Short problem → Count the lines in the data below that contain the string "mounting", matching case exactly, and reply with the number alone.
╭─ Information supplied
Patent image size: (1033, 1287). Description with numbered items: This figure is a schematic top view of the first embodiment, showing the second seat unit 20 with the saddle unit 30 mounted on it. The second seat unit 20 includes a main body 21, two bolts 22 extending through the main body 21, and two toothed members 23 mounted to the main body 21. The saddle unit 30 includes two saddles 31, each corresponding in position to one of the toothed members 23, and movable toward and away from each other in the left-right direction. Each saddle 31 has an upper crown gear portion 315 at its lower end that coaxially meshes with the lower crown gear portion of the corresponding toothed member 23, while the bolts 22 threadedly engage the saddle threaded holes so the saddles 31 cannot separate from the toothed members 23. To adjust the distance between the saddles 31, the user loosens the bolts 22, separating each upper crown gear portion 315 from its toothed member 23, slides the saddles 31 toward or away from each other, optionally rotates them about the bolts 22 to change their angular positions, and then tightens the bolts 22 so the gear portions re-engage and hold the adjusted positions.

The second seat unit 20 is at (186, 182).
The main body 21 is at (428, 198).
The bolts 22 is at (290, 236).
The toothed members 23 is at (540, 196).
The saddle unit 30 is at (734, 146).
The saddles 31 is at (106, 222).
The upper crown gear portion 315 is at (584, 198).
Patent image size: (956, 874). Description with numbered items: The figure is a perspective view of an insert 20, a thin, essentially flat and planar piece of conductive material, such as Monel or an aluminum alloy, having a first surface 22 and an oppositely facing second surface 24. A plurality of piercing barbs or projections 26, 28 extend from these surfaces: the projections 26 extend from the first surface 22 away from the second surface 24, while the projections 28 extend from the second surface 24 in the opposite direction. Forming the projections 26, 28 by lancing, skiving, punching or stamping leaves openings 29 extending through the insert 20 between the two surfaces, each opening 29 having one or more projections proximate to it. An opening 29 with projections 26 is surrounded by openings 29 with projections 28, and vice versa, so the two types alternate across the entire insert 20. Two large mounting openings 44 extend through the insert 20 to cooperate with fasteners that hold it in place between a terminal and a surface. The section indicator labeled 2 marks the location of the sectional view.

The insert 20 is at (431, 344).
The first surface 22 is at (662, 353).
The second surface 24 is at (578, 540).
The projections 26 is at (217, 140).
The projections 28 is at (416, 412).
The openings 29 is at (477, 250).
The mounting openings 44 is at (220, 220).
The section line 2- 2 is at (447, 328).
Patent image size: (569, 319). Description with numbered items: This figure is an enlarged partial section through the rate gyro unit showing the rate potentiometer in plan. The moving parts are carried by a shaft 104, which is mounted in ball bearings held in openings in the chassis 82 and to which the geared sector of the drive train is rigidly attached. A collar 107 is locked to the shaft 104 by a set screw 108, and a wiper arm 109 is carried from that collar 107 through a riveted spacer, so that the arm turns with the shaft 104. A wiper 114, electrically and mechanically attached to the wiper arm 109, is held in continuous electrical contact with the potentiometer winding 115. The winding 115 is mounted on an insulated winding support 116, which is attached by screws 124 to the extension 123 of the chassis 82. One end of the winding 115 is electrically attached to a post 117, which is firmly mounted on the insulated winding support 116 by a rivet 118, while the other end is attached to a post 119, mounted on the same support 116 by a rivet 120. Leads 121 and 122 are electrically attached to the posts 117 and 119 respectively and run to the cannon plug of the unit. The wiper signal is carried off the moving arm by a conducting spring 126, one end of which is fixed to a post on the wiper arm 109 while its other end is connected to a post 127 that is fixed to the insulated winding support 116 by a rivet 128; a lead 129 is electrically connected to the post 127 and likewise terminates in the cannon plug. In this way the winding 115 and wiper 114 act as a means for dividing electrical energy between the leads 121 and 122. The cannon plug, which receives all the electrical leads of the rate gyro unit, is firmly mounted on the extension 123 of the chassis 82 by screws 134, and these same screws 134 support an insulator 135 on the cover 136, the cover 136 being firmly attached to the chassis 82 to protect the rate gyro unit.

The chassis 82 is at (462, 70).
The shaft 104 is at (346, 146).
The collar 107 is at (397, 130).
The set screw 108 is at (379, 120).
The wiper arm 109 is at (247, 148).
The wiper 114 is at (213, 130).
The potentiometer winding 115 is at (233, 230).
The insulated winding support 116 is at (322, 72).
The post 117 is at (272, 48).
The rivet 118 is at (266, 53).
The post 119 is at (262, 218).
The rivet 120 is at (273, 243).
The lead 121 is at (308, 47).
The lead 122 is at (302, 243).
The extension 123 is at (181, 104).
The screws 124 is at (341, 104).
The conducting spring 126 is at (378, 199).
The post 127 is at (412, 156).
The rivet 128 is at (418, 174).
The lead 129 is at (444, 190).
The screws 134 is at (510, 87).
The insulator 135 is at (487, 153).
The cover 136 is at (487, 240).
╰─
Response for this exercise → 2